**RECORDS PROVIDED:**
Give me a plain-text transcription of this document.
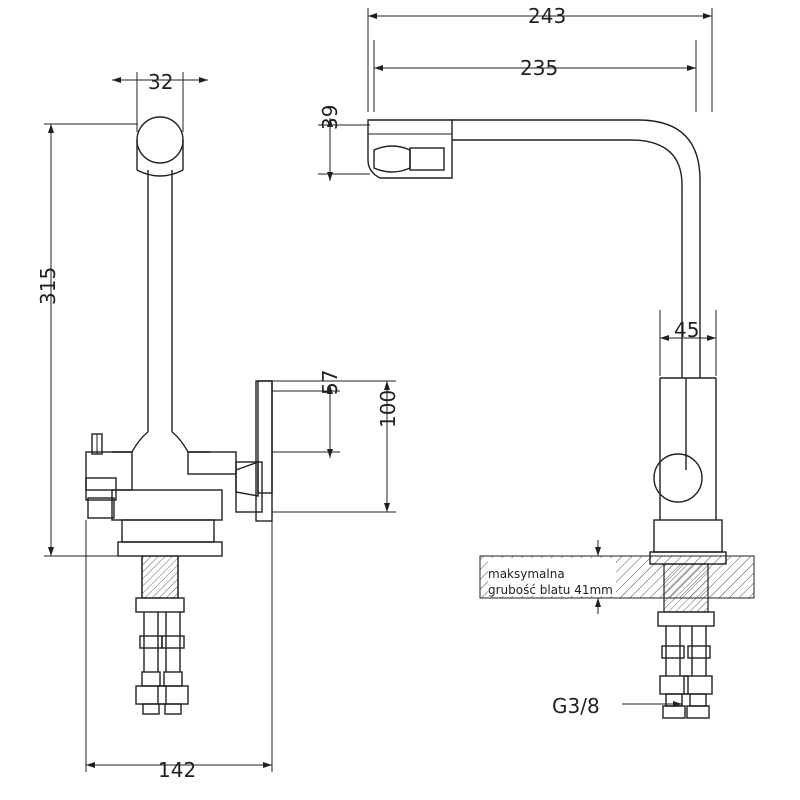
32
315
142
57
100
243
235
39
45
G3/8
maksymalna
grubość blatu 41mm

**WHAT YOU WILL DO:**
Copy out the data above exactly, except the pictures.

**RESPONSE TO THIS EXERCISE:**
Give me a plain-text transcription of this document.
32
315
142
57
100
243
235
39
45
G3/8
maksymalna
grubość blatu 41mm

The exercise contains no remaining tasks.